» Alıştırma yönergesi: Batılı yazarların Kürtler hakkındaki eserlerini eleştiren metni, son cümlesinden sonra devam ettirin.

» Metin bölümü:
============

G. Chaliand A People Without a Country: The Kurds and Kurdistan isimli kitabının Birinci Bölümde Osmanlı idaresi altındaki Kürtleri anlattıktan sonra, ikinci bölümde “Türkiye Kürdistan’ı” (Kurdistan in Turkey) başlıklı bölümde bölgenin sınırlarını İskenderun Körfezi’nden başlatmakta ve Rusya’ya kadar uzatmakta, yazar bununla da yetinmemekte, bu sınırlarla bölgenin genişliğinin Türkiye yüzölçümünün % 30’una ulaştığını; 1970 yılı itibariyle Türkiye’de Kürtçe konuşanların oranının da % 23’e tekabül ettiğini ve bu oranın muhtemelen daha yüksek olduğunu ileri sürmektedir. Benzer bir şekilde “ Kürdistan’ın Kolonyal Paylaşımı” (The Colonial Carve up of Kurdistan) başlıklı daha sonraki bir bölümde Lozan’ın Türkler için bir zafer olmasına rağmen Kürtler için “derin bir adaletsizlik” olduğunu ileri sürmekte, Lozan’ın Kürt ulusal bölgesini dört parçaya böldüğünü ve bu antlaşmanın Kürtler için bağımlılık ve kölelik (servitude) döneminin başlangıcını belirlediğini iddia etmektedir.44 Bu iddiaların gerçek ve/veya bilimsel olmadığını göstermek için her hangi bir çalışma yapmaya gerek olmadığı açıktır.

“Devleti Olmayan En Büyük Etnik Grup” Saplantısı

Gerard Chaliand (1993), A People Without a Country: The Kurds and Kurdistan (Devletsiz Bir Halk: Kürtler ve Kürdistan) isimli eseriyle belki de bizzat isminde Kürtlerin devletsiz olduğuna vurgu yapan ilk kitabı yazmıştır. Kitap ilk olarak 1978 yılında “Le Kurds et le Kurdistan” ismiyle Fransızca olarak, ardından 1980 yılında İngilizce olarak basılmış, daha sonra İngilizcede çeşitli baskılar yapmıştır. Yazar kitabın tamamında Türk ulusuna karşı, güya Kürtleri savunan, düşmanca bir tavır içerisindedir.

Charles G. Macdonald Ortadoğu’da Etnisite, Çoğulculuk ve Devlet (Etnhnicity Pluralism and the State in the Middle East) isimli derleme kitaptaki “1980’lerde Kürt Sorunu” başlıklı makalesinde: “Bugün Orta Doğu’da etnik ve dini azınlıkların içinde olduğu silahlı çatışma ve şiddetin düzeyi, hali hazırdaki devlet sistemlerinin azınlıkların özerklik ve daha fazla özgürlük taleplerine yanıt vermediğinin bir göstergesidir”45 diyebilmekte ve çok yönlü bir sorunun sebebini tek bir nedene bağlayabilmektedir. Daha da vahimi, bu satırların hemen ardından Ortadoğu’da devleti olmayan “en büyük” etnik topluluğun Kürtler olduğu yollu yanlış bilgiyi birkaç kez yineleme ihtiyacı hissedip, kendi ifadesiyle “Büyük Kürdistan”ın beş devletin sınırlarına bölündüğünü iddia edebilmektedir.46 Dünyanın başka bölgelerinde nüfusları Kürtlerinkinden çok daha fazla olan Hindistan Müslümanları, ABD Zenci ve Hispanikleri gibi başka topluluklar mevcuttur. Oysa bu yazarlar veya başka Batılı yazarlar buraların devletsiz etnik topluluklarını Kürtler kadar hiçbir zaman gündeme getirmezler.47 Ortadoğu’nun diğer bölgelerle karşılaştırılamayacak kadar önemli bir siyasi konumda bulunması bu “entelektüel”lerin bakışını kolayca değiştirebilmiştir.

============

» Kayıtlar:
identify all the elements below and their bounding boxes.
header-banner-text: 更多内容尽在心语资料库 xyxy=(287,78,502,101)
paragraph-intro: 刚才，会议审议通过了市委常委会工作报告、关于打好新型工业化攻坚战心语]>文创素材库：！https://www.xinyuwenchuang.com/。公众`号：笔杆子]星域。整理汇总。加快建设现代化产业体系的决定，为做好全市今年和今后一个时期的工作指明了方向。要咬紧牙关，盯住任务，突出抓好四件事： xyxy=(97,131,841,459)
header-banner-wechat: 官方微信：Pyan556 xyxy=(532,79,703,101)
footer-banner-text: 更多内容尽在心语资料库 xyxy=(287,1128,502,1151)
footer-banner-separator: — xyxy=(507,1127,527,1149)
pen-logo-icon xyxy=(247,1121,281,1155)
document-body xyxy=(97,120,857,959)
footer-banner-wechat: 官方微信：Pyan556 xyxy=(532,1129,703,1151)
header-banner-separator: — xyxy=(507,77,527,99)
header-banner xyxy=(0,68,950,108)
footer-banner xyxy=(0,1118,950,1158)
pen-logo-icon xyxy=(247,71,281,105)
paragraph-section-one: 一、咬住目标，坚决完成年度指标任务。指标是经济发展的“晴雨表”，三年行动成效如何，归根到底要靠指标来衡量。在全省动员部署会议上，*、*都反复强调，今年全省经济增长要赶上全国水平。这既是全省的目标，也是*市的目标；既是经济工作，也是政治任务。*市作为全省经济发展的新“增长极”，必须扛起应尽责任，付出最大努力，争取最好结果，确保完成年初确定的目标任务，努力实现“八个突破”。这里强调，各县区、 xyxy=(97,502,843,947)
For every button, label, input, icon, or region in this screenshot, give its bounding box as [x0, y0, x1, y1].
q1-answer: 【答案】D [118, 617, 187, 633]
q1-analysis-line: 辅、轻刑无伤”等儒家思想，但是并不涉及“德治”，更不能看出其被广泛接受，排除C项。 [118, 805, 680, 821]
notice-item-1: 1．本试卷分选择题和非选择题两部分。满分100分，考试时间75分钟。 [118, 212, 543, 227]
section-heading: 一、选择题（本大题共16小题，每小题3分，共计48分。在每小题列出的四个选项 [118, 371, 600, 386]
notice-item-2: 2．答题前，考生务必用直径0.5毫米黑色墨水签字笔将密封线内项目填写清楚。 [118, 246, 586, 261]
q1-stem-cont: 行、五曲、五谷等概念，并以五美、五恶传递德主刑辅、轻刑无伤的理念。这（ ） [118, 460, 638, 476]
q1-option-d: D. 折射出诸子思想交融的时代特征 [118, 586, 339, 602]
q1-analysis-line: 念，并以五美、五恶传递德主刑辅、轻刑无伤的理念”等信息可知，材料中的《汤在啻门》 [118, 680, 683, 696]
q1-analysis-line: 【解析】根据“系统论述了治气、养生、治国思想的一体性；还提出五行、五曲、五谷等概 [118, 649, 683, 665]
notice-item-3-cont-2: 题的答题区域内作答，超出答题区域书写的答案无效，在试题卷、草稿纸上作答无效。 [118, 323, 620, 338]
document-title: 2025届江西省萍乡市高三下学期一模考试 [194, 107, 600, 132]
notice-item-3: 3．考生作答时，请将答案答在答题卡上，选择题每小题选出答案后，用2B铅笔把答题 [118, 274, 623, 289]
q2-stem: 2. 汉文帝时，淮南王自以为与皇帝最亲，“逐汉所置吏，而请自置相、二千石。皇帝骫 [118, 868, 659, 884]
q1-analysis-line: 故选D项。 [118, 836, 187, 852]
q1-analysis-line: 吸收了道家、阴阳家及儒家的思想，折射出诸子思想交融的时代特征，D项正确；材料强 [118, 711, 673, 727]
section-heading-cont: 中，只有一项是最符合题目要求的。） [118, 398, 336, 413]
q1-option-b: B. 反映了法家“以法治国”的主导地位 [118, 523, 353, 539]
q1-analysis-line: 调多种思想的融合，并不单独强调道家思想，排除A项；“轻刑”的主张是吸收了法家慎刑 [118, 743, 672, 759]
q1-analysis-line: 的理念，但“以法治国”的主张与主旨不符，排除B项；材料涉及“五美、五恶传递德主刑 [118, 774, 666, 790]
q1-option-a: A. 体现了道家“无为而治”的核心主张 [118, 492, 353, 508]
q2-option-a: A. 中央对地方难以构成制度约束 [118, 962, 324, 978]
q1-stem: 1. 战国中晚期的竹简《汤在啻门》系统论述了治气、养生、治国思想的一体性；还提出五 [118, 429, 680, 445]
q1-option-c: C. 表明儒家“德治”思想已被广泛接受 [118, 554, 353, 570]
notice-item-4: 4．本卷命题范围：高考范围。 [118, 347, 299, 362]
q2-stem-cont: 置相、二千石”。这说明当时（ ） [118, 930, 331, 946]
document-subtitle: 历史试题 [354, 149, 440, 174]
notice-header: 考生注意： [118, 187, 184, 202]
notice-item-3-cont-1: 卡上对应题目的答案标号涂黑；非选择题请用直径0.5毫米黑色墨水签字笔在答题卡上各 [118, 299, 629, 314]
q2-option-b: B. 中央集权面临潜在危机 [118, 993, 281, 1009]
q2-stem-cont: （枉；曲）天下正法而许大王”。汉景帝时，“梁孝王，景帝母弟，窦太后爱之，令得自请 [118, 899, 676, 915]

============

» Göreve yanıt:
Ortadoğu’da Etnik ve Dini Azınlıklar ismiyle Türkçeye çevrilen ve orijinal ismi “Nationalism, Minorities and Diasporas: Identities and Rights in the Middle East” isimli kitaptaki iki makale doğrudan Kürtlerle ilgilidir. Bunlardan ilki Türkiye Kürtlerini, ikincisi Irak Kürtlerini konu edinmektedir. Özellikle ilkini yazan Bill Bowring’in “Türkiye Kürtleri: Bir Azınlığın Haklarını Savunma” isimli makalesi son derece dikkat çekicidir. Makalenin daha ilk cümlesi şudur: “Kürtler Ortadoğu’daki en büyük azınlık gruptur.” Giriş cümlesinden bile, makalenin geri kalanı hakkında görüş sahibi olmak mümkündür. Cümlenin devamında Kürtlerin Ortadoğu’da dört devletin topraklarına dağılmış halde ve 25 milyona varan nüfusları olduğundan bahsedilmektedir. Makalenin ikinci paragrafında ise, Kürtlerin Türkiye nüfusunun 15 milyonu ve genel nüfus içerisinde %20’yi bulan bir nüfuslarının olduğundan bahsetmekte ve Türkiye’nin siyasi ve ekonomik sorunlarını anlatmaktadır. Bowring ikinci paragrafı şu cümleyle bitirmektedir: “Bu koşullarda Avrupa Birliği’ne üye devletler Kürtlerin baskı altına alınması karşısında körleşme eğilimindedirler.”48 Yazar Avrupa’ın Kürtlerin haklarını “savunma” noktasındaki performansını son derece yetersiz bulduğunu ironik hatta bilim nezaketinden uzak bir şekilde vurgulama ihtiyacı duymaktadır.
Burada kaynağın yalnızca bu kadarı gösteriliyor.